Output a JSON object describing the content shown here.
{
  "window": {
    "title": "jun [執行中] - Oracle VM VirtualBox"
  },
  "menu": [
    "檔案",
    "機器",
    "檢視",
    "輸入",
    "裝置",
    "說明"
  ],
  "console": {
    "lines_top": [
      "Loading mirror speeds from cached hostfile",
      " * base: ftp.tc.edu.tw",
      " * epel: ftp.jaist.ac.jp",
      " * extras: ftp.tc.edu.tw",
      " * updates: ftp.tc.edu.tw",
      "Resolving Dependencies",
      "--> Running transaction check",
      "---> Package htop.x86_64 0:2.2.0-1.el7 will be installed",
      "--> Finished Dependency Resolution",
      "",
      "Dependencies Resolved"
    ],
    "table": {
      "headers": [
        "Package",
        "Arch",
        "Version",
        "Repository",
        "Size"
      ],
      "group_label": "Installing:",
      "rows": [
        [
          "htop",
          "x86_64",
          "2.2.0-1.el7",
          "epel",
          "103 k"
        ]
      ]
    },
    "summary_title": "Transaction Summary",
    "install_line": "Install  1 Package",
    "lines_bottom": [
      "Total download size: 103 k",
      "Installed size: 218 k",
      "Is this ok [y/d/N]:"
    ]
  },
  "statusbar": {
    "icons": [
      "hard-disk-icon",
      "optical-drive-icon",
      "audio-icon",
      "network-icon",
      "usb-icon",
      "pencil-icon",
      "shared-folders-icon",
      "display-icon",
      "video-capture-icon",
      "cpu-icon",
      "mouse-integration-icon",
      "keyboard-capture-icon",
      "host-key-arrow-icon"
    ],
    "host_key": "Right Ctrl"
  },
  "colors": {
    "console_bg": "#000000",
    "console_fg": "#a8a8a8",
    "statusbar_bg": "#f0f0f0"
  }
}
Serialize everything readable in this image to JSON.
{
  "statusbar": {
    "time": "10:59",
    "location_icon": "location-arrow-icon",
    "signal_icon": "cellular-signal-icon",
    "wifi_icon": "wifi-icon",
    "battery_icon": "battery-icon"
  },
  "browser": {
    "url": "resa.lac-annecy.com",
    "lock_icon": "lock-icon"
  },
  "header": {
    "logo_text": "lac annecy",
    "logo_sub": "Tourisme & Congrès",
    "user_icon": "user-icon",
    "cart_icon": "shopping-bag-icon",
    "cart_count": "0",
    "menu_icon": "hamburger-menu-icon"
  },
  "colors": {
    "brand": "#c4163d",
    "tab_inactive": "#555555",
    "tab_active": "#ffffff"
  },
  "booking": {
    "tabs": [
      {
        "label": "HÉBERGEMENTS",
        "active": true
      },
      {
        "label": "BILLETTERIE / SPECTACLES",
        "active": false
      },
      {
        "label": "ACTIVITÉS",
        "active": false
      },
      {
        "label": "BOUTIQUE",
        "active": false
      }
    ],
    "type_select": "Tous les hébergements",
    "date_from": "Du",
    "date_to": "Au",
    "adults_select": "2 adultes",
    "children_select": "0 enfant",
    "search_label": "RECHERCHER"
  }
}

*Problem details*.
Pull every line containing "Dependencies" out of the records.

*Result of the exercise*.
      "Resolving Dependencies",
      "Dependencies Resolved"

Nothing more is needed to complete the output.